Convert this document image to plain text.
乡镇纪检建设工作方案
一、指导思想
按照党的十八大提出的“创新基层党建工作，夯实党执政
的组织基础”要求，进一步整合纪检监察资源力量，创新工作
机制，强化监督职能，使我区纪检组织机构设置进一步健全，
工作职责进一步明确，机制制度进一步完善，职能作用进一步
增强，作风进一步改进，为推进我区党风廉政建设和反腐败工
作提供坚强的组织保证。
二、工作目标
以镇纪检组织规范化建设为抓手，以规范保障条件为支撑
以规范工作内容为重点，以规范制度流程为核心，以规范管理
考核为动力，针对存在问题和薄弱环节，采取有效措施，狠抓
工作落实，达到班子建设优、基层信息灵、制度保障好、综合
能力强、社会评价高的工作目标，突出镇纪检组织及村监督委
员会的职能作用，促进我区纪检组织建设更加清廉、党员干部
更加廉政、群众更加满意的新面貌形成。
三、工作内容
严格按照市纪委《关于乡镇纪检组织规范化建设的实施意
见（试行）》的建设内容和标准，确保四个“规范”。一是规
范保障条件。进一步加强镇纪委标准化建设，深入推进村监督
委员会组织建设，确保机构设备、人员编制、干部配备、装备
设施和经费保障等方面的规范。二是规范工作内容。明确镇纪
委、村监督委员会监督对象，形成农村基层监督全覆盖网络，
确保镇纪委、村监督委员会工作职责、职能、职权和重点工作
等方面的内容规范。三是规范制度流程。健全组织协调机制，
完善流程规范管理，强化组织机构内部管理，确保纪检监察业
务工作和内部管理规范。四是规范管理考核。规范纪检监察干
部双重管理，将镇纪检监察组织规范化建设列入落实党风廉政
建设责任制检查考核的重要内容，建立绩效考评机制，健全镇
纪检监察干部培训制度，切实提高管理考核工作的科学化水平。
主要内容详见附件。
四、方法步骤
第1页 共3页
· · · · ·
(GOAL)
Exactly reproduce every line of the records.

(WRITTEN RESPONSE)
Convert this document image to plain text.
乡镇纪检建设工作方案
一、指导思想
按照党的十八大提出的“创新基层党建工作，夯实党执政
的组织基础”要求，进一步整合纪检监察资源力量，创新工作
机制，强化监督职能，使我区纪检组织机构设置进一步健全，
工作职责进一步明确，机制制度进一步完善，职能作用进一步
增强，作风进一步改进，为推进我区党风廉政建设和反腐败工
作提供坚强的组织保证。
二、工作目标
以镇纪检组织规范化建设为抓手，以规范保障条件为支撑
以规范工作内容为重点，以规范制度流程为核心，以规范管理
考核为动力，针对存在问题和薄弱环节，采取有效措施，狠抓
工作落实，达到班子建设优、基层信息灵、制度保障好、综合
能力强、社会评价高的工作目标，突出镇纪检组织及村监督委
员会的职能作用，促进我区纪检组织建设更加清廉、党员干部
更加廉政、群众更加满意的新面貌形成。
三、工作内容
严格按照市纪委《关于乡镇纪检组织规范化建设的实施意
见（试行）》的建设内容和标准，确保四个“规范”。一是规
范保障条件。进一步加强镇纪委标准化建设，深入推进村监督
委员会组织建设，确保机构设备、人员编制、干部配备、装备
设施和经费保障等方面的规范。二是规范工作内容。明确镇纪
委、村监督委员会监督对象，形成农村基层监督全覆盖网络，
确保镇纪委、村监督委员会工作职责、职能、职权和重点工作
等方面的内容规范。三是规范制度流程。健全组织协调机制，
完善流程规范管理，强化组织机构内部管理，确保纪检监察业
务工作和内部管理规范。四是规范管理考核。规范纪检监察干
部双重管理，将镇纪检监察组织规范化建设列入落实党风廉政
建设责任制检查考核的重要内容，建立绩效考评机制，健全镇
纪检监察干部培训制度，切实提高管理考核工作的科学化水平。
主要内容详见附件。
四、方法步骤
第1页 共3页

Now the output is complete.